● The problem
Every line containing the word "this" needs to be found and copied.

--------------------

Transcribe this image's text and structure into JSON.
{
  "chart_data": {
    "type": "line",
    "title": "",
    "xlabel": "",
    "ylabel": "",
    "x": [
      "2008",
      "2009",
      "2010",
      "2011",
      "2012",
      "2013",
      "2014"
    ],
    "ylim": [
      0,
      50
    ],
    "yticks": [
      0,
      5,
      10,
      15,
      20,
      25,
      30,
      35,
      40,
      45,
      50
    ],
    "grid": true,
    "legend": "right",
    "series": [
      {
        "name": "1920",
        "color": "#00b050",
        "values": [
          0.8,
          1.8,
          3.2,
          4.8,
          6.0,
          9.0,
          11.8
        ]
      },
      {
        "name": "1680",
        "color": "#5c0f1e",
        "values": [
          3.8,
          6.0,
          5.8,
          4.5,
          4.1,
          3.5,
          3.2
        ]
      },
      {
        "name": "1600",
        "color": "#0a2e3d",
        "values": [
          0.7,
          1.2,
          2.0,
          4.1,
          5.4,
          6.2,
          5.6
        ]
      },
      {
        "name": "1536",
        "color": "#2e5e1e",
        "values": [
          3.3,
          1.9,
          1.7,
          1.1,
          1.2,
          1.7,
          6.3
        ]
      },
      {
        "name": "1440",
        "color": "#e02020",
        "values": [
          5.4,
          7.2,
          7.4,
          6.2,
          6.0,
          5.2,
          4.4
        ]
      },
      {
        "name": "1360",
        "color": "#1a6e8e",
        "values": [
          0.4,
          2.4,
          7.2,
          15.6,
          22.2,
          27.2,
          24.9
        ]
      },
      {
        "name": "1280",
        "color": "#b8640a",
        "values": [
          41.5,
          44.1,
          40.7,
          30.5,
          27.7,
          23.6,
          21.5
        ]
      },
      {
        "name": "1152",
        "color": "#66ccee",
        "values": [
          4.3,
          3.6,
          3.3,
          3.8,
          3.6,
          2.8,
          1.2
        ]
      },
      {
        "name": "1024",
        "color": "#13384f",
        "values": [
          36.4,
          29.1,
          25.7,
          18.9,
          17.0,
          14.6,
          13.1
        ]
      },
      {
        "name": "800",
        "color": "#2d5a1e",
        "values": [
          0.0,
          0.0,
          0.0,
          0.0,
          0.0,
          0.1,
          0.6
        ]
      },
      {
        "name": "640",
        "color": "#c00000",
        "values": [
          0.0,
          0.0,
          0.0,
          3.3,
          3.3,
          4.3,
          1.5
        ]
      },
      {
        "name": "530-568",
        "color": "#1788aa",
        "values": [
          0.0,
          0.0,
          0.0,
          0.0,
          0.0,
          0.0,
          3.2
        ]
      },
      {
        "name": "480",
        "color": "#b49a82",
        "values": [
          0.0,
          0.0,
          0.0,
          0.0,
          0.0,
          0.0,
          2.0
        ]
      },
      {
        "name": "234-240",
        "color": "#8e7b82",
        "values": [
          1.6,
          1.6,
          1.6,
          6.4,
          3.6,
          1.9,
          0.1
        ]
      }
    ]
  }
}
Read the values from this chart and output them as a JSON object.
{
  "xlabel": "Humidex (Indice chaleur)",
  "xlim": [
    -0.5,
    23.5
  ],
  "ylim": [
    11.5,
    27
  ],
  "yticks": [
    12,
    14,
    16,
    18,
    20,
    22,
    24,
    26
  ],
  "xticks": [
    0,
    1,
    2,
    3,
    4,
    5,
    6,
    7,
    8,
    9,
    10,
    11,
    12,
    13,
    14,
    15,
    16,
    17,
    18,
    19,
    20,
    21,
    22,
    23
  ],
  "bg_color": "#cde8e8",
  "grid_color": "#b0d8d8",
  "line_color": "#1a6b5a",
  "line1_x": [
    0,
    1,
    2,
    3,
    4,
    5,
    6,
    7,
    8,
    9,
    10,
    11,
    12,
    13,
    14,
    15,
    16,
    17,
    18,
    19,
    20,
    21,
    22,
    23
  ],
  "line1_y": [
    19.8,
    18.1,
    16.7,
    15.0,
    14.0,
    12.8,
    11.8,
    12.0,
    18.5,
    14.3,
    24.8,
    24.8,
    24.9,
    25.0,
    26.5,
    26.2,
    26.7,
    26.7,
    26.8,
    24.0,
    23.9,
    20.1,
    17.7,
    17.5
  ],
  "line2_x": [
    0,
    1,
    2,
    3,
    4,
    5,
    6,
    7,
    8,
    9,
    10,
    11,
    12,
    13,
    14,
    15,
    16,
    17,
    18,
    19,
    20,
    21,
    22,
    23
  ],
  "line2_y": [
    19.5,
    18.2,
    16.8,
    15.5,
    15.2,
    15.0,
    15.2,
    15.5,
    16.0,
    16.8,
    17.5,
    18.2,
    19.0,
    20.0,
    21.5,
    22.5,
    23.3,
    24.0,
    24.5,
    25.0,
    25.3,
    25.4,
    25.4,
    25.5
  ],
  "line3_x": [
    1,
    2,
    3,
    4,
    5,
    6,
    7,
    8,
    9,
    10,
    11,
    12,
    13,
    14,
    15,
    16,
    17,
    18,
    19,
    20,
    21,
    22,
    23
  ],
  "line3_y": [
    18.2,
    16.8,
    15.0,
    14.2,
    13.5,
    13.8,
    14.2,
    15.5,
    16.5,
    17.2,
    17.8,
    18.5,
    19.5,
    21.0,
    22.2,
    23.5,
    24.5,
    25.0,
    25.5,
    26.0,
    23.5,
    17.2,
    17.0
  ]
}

--------------------

● The reply
Transcribe this image's text and structure into JSON.
Read the values from this chart and output them as a JSON object.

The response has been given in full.